DESCRIPTION OF THE TASK ▸ From the entries below, copy every line where the string "felt" appears.

[Recorded data]

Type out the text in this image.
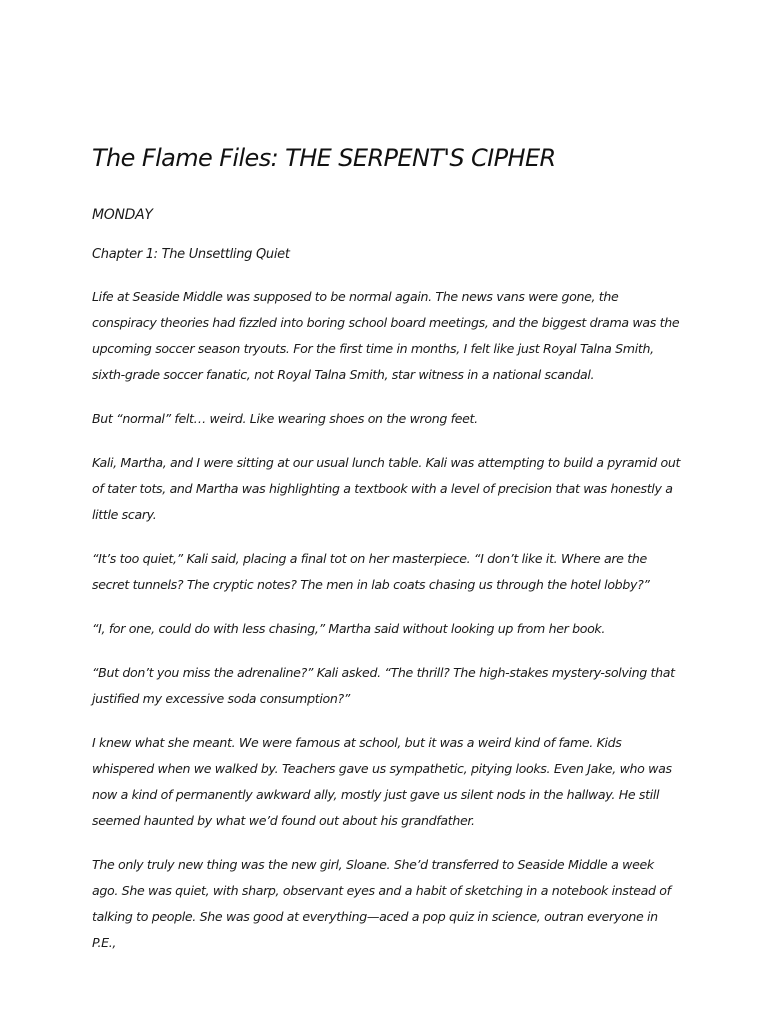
The Flame Files: THE SERPENT'S CIPHER

MONDAY

Chapter 1: The Unsettling Quiet

Life at Seaside Middle was supposed to be normal again. The news vans were gone, the conspiracy theories had fizzled into boring school board meetings, and the biggest drama was the upcoming soccer season tryouts. For the first time in months, I felt like just Royal Talna Smith, sixth-grade soccer fanatic, not Royal Talna Smith, star witness in a national scandal.

But “normal” felt… weird. Like wearing shoes on the wrong feet.

Kali, Martha, and I were sitting at our usual lunch table. Kali was attempting to build a pyramid out of tater tots, and Martha was highlighting a textbook with a level of precision that was honestly a little scary.

“It’s too quiet,” Kali said, placing a final tot on her masterpiece. “I don’t like it. Where are the secret tunnels? The cryptic notes? The men in lab coats chasing us through the hotel lobby?”

“I, for one, could do with less chasing,” Martha said without looking up from her book.

“But don’t you miss the adrenaline?” Kali asked. “The thrill? The high-stakes mystery-solving that justified my excessive soda consumption?”

I knew what she meant. We were famous at school, but it was a weird kind of fame. Kids whispered when we walked by. Teachers gave us sympathetic, pitying looks. Even Jake, who was now a kind of permanently awkward ally, mostly just gave us silent nods in the hallway. He still seemed haunted by what we’d found out about his grandfather.

The only truly new thing was the new girl, Sloane. She’d transferred to Seaside Middle a week ago. She was quiet, with sharp, observant eyes and a habit of sketching in a notebook instead of talking to people. She was good at everything—aced a pop quiz in science, outran everyone in P.E.,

FINAL RESULT ▸
Life at Seaside Middle was supposed to be normal again. The news vans were gone, the conspiracy theories had fizzled into boring school board meetings, and the biggest drama was the upcoming soccer season tryouts. For the first time in months, I felt like just Royal Talna Smith, sixth-grade soccer fanatic, not Royal Talna Smith, star witness in a national scandal.
But “normal” felt… weird. Like wearing shoes on the wrong feet.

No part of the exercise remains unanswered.